#### [Required work]
Write down every entry below once more, exactly.

#### [Provided material]
[Start]

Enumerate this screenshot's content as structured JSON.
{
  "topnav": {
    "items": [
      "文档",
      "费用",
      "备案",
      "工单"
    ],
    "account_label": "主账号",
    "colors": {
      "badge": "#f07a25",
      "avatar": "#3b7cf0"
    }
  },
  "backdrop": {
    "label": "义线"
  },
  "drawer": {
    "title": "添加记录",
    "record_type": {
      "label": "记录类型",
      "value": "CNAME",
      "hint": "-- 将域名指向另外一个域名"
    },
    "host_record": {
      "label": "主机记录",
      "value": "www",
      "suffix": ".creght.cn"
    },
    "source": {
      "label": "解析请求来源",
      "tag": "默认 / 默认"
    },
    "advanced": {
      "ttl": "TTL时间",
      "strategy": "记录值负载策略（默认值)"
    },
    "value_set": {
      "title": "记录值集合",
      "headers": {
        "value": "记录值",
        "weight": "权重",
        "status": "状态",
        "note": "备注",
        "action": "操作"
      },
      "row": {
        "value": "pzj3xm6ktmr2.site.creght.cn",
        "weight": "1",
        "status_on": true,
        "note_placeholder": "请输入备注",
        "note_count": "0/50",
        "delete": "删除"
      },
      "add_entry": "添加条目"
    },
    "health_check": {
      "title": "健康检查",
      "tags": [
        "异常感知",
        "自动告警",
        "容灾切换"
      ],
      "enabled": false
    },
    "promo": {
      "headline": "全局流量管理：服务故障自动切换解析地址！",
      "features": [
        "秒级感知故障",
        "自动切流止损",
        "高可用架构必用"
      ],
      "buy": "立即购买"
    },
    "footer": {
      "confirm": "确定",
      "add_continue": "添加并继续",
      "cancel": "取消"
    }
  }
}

[End]

#### [Solution]
Enumerate this screenshot's content as structured JSON.
{
  "topnav": {
    "items": [
      "文档",
      "费用",
      "备案",
      "工单"
    ],
    "account_label": "主账号",
    "colors": {
      "badge": "#f07a25",
      "avatar": "#3b7cf0"
    }
  },
  "backdrop": {
    "label": "义线"
  },
  "drawer": {
    "title": "添加记录",
    "record_type": {
      "label": "记录类型",
      "value": "CNAME",
      "hint": "-- 将域名指向另外一个域名"
    },
    "host_record": {
      "label": "主机记录",
      "value": "www",
      "suffix": ".creght.cn"
    },
    "source": {
      "label": "解析请求来源",
      "tag": "默认 / 默认"
    },
    "advanced": {
      "ttl": "TTL时间",
      "strategy": "记录值负载策略（默认值)"
    },
    "value_set": {
      "title": "记录值集合",
      "headers": {
        "value": "记录值",
        "weight": "权重",
        "status": "状态",
        "note": "备注",
        "action": "操作"
      },
      "row": {
        "value": "pzj3xm6ktmr2.site.creght.cn",
        "weight": "1",
        "status_on": true,
        "note_placeholder": "请输入备注",
        "note_count": "0/50",
        "delete": "删除"
      },
      "add_entry": "添加条目"
    },
    "health_check": {
      "title": "健康检查",
      "tags": [
        "异常感知",
        "自动告警",
        "容灾切换"
      ],
      "enabled": false
    },
    "promo": {
      "headline": "全局流量管理：服务故障自动切换解析地址！",
      "features": [
        "秒级感知故障",
        "自动切流止损",
        "高可用架构必用"
      ],
      "buy": "立即购买"
    },
    "footer": {
      "confirm": "确定",
      "add_continue": "添加并继续",
      "cancel": "取消"
    }
  }
}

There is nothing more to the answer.